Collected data

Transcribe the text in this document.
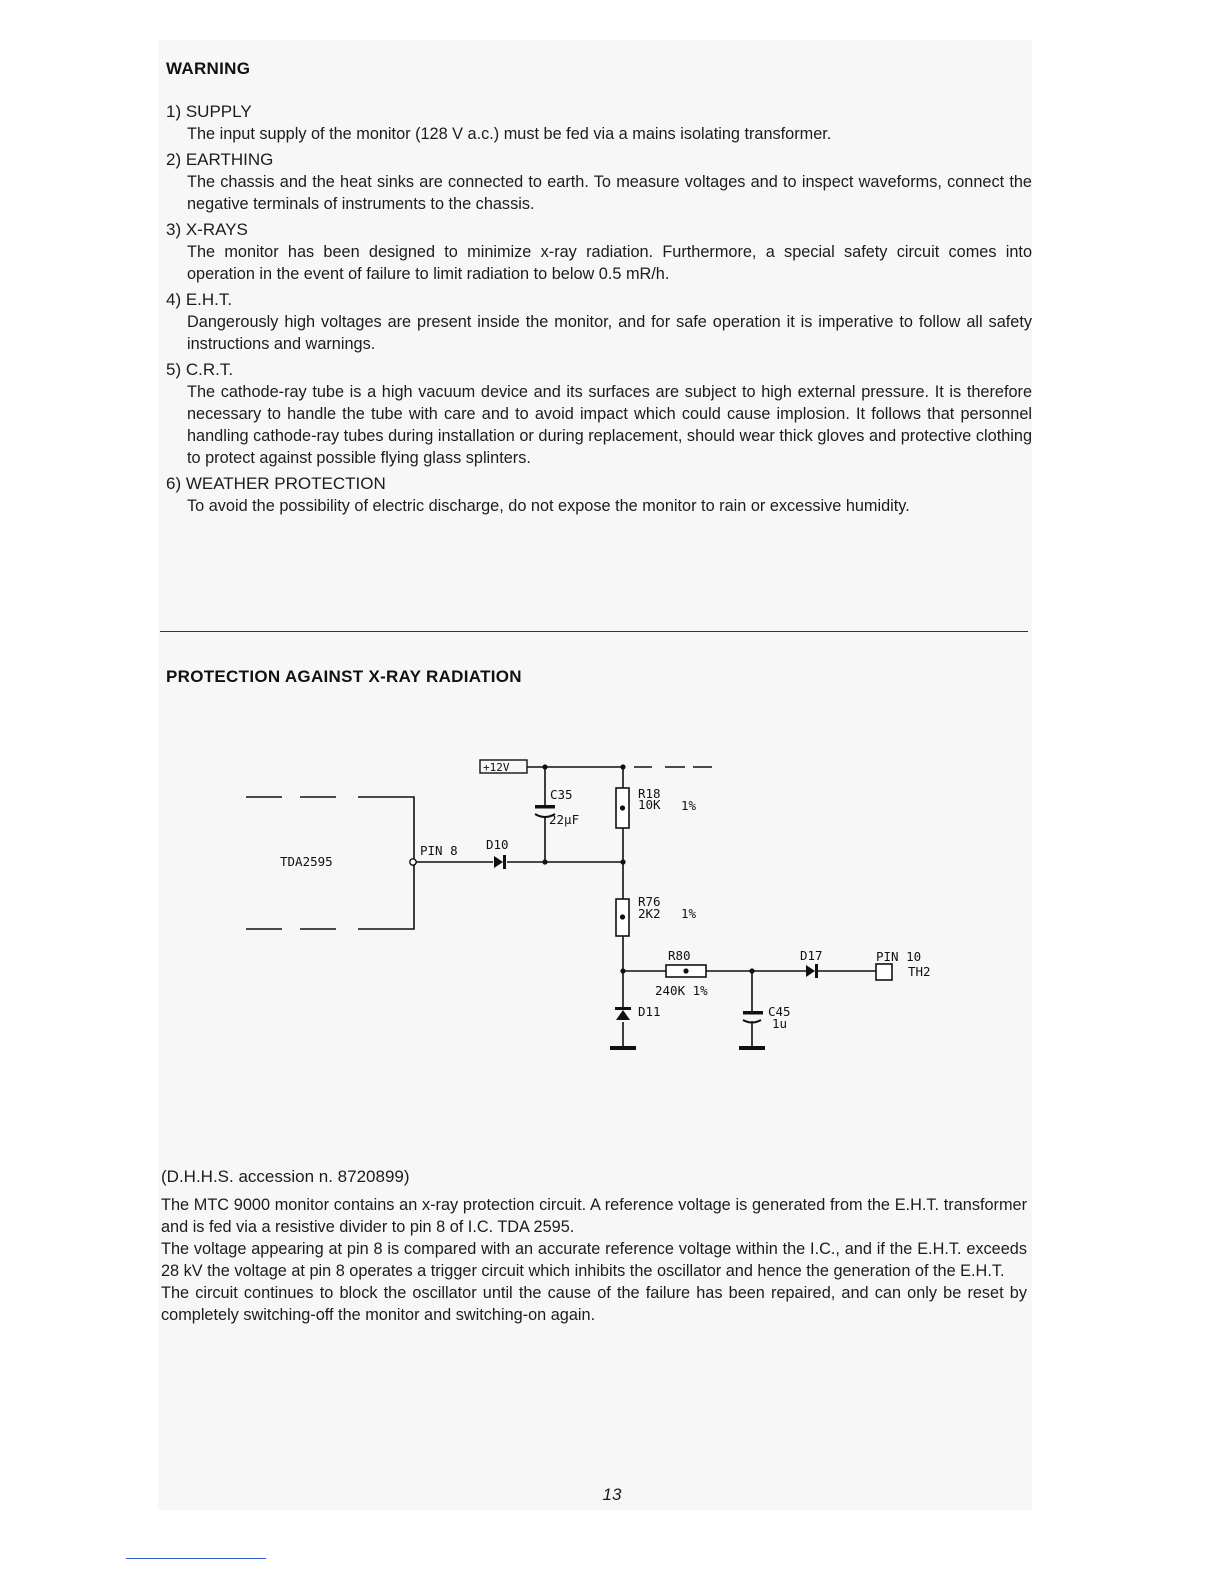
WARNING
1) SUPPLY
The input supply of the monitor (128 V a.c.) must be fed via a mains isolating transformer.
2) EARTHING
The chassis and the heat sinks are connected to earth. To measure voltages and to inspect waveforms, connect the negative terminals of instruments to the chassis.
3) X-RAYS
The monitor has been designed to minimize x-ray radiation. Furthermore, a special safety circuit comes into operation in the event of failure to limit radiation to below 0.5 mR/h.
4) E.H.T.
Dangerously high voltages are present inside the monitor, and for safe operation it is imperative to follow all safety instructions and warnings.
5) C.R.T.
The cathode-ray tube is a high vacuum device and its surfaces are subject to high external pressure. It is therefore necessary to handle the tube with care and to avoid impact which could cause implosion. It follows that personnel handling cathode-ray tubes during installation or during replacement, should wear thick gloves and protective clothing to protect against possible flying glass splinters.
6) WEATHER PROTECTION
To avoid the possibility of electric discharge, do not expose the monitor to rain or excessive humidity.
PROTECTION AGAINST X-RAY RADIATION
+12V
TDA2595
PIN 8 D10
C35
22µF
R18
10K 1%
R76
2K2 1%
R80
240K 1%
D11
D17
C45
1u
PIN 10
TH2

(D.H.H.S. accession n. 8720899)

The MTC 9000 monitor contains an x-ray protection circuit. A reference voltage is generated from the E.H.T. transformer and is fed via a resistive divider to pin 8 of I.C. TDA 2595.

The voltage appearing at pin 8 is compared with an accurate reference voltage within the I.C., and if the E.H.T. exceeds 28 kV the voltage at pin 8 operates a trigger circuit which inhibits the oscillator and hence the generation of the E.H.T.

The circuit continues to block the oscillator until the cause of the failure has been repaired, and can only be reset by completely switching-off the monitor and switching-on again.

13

---

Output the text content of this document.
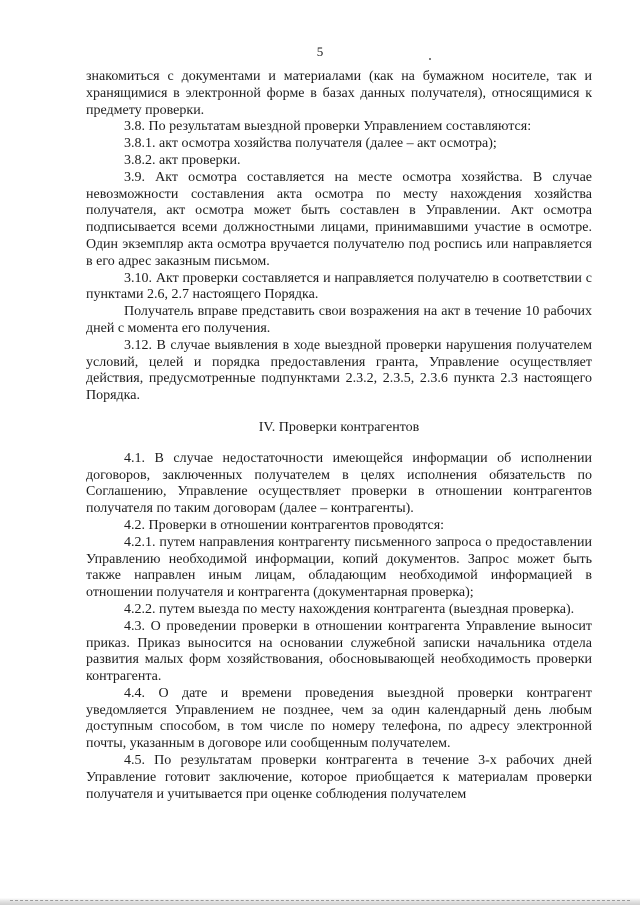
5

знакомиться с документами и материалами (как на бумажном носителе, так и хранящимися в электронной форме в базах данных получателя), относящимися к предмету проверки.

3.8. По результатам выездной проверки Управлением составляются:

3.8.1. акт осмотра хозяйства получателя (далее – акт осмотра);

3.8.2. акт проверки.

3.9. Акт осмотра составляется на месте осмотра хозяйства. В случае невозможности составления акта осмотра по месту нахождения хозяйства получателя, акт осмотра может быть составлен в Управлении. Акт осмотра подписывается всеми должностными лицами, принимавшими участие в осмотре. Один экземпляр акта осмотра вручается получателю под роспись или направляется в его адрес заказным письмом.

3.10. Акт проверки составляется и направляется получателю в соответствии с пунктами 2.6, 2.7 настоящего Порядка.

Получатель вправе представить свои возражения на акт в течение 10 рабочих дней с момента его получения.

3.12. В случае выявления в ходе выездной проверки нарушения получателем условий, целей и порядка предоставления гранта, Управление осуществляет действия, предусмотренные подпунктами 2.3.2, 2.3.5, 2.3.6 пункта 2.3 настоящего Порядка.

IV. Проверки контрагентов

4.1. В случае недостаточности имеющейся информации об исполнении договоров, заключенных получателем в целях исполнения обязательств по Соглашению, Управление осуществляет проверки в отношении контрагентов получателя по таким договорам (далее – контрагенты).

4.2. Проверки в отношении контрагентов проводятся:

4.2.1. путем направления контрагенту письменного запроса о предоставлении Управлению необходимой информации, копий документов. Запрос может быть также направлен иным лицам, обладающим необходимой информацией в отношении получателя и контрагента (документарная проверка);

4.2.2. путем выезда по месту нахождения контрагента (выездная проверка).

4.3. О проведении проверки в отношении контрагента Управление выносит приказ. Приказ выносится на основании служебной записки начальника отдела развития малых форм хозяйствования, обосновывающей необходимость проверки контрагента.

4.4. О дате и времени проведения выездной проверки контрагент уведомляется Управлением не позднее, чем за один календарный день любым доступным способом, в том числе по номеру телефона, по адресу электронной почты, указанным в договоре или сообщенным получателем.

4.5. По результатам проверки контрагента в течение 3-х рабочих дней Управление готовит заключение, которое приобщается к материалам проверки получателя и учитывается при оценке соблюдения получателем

*PROBLEM TO SOLVE*
Scan the records above for the string "проверка", then report every line that contains it.

*REPLY TO THE EXERCISE*
4.2.1. путем направления контрагенту письменного запроса о предоставлении Управлению необходимой информации, копий документов. Запрос может быть также направлен иным лицам, обладающим необходимой информацией в отношении получателя и контрагента (документарная проверка);
4.2.2. путем выезда по месту нахождения контрагента (выездная проверка).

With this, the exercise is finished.